Written instruction. Note each line that includes the word "make". Copy those lines.

■ ■ ■ ■

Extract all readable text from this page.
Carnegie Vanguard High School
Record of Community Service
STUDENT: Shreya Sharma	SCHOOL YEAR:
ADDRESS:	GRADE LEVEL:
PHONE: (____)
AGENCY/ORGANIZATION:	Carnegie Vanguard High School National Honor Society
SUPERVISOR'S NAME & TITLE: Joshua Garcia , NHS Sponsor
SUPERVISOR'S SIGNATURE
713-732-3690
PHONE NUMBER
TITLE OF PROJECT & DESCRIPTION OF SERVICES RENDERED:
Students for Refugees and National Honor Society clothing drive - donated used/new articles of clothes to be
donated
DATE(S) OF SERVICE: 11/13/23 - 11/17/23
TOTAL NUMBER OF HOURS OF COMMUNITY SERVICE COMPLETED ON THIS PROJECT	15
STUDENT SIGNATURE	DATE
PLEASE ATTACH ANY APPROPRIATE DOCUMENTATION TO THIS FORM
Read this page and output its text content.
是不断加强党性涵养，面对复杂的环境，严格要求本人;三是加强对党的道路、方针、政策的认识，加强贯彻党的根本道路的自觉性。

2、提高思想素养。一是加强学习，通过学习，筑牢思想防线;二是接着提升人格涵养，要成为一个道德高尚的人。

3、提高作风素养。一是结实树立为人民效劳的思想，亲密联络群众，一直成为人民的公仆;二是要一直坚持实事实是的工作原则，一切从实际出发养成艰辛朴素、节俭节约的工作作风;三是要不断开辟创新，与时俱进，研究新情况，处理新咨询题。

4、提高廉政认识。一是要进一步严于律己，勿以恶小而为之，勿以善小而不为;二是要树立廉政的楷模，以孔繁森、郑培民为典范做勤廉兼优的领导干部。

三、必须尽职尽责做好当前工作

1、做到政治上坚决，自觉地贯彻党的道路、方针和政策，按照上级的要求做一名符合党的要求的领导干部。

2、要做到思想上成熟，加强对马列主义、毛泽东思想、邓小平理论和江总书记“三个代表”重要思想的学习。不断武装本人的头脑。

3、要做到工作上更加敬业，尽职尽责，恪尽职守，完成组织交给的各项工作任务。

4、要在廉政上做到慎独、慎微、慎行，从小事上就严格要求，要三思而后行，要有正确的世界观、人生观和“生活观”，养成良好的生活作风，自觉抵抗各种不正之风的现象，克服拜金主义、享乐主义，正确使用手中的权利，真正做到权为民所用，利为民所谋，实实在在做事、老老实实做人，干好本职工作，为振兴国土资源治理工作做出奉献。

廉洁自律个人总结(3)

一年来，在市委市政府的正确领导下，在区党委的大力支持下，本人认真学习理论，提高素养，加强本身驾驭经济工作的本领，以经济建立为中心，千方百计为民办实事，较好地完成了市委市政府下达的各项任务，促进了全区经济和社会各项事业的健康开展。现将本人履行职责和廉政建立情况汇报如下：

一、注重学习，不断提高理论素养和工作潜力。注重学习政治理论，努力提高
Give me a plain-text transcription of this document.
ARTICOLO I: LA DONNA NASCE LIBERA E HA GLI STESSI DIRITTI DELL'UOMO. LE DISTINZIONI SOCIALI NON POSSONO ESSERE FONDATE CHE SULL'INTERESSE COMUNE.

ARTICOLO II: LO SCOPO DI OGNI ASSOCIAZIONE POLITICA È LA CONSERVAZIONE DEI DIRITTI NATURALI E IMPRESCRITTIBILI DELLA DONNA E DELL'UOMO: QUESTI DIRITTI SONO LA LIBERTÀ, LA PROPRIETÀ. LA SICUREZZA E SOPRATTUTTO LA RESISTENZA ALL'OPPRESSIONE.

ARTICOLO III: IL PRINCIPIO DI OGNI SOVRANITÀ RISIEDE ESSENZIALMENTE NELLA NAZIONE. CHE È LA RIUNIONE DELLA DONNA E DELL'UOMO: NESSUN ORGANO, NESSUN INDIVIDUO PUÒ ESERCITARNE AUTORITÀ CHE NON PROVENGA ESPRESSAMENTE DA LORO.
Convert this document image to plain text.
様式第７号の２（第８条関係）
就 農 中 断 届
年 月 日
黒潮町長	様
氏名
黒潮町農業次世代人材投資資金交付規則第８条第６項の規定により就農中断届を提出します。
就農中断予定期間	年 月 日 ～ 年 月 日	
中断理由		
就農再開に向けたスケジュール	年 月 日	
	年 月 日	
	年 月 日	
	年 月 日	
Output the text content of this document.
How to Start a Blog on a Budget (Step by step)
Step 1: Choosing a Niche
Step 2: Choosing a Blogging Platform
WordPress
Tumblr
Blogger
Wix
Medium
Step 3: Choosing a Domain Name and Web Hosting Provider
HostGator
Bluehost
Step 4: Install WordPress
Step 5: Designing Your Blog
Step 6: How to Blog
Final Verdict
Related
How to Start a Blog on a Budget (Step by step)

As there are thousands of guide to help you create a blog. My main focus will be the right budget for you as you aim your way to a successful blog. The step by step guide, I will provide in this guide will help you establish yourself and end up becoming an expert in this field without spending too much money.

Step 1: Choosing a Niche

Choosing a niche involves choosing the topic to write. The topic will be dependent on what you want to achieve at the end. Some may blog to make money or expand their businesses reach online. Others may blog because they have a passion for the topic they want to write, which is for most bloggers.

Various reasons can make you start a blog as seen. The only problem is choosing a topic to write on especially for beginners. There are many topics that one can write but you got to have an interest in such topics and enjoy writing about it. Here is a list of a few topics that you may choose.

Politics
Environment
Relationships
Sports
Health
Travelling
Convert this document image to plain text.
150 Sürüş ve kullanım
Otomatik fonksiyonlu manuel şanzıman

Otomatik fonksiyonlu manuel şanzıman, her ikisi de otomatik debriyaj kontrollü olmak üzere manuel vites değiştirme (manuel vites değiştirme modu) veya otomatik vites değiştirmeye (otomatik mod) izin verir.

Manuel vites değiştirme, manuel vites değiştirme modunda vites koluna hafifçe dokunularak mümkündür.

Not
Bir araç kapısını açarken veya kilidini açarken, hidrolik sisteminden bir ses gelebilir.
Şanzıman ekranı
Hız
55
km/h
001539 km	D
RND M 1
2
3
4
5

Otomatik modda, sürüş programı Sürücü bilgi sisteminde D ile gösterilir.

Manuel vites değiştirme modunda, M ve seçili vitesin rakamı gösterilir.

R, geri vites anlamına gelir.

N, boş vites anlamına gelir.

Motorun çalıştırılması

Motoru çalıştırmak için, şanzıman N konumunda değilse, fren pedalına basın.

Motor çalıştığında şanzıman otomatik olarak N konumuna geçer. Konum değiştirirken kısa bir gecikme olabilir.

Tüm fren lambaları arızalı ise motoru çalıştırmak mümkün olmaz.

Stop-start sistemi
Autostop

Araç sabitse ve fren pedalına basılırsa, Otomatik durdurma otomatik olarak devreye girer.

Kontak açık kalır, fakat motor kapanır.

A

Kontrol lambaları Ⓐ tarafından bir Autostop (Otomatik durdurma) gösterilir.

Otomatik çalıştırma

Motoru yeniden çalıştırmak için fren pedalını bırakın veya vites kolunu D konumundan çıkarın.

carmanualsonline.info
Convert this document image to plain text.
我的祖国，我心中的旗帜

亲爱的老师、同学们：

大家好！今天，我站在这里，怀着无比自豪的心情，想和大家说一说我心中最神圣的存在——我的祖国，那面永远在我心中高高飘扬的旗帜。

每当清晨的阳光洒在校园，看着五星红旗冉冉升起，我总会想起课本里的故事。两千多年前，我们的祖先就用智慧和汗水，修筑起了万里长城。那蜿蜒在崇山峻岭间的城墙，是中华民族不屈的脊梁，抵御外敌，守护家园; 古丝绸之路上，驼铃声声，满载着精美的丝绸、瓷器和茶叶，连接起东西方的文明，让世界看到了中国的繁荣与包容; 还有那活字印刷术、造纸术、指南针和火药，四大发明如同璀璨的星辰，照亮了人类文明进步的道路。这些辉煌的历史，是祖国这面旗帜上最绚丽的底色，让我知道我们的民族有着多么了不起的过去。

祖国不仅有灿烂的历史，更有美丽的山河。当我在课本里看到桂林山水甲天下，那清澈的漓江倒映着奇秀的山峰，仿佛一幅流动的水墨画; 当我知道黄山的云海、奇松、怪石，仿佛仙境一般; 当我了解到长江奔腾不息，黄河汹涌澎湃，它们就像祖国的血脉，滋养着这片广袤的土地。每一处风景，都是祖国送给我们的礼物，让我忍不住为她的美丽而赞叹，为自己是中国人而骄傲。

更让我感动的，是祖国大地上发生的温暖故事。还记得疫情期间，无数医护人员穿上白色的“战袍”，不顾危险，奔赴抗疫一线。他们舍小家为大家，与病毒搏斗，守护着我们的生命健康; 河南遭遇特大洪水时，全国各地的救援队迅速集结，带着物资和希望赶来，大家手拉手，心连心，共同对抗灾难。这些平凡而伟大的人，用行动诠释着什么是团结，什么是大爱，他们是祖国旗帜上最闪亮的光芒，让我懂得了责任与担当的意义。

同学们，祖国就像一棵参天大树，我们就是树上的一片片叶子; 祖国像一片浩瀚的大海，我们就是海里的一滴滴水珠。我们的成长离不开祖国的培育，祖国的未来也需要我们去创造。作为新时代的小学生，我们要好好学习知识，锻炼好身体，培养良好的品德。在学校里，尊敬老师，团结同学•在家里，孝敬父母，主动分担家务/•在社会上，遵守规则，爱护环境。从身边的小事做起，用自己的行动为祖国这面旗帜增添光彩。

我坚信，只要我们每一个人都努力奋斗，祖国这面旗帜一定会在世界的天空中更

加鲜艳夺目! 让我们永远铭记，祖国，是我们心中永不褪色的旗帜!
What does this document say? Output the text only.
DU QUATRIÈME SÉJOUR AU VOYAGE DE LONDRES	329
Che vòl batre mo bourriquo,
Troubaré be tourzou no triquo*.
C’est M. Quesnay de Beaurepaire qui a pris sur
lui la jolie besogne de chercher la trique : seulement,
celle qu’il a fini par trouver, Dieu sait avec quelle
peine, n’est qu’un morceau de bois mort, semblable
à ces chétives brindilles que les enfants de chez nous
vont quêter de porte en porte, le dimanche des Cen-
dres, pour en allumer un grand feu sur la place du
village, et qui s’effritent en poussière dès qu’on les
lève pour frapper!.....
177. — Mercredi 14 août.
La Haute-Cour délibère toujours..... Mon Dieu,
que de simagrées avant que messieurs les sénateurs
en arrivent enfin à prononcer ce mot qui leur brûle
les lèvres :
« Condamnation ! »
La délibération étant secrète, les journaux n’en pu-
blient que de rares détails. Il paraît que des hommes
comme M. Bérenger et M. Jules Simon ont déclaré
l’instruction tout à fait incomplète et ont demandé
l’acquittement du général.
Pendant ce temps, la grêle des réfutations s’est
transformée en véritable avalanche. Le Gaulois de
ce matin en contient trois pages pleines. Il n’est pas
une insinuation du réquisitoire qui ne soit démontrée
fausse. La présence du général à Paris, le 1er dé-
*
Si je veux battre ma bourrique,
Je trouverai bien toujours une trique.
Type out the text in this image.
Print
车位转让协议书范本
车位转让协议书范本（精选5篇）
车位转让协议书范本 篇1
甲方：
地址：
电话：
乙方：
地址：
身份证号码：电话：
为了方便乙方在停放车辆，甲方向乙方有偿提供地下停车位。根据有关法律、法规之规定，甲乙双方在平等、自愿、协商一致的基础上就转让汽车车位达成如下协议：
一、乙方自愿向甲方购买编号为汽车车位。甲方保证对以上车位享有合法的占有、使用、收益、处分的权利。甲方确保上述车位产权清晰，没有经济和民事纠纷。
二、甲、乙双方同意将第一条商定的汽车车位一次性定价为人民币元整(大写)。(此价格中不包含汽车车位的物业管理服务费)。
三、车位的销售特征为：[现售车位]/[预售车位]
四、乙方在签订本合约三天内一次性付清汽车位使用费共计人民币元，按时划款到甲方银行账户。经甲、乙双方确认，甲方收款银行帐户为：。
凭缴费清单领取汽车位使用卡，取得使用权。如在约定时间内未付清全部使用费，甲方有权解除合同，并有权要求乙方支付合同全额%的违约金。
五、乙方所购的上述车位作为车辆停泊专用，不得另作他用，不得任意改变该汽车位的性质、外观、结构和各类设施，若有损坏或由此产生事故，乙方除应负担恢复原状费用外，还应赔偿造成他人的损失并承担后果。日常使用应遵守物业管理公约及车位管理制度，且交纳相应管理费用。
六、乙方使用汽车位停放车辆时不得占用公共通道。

■ ■ ■ ■

Final result.
Choosing a niche involves choosing the topic to write. The topic will be dependent on what you want to achieve at the end. Some may blog to make money or expand their businesses reach online. Others may blog because they have a passion for the topic they want to write, which is for most bloggers.
Various reasons can make you start a blog as seen. The only problem is choosing a topic to write on especially for beginners. There are many topics that one can write but you got to have an interest in such topics and enjoy writing about it. Here is a list of a few topics that you may choose.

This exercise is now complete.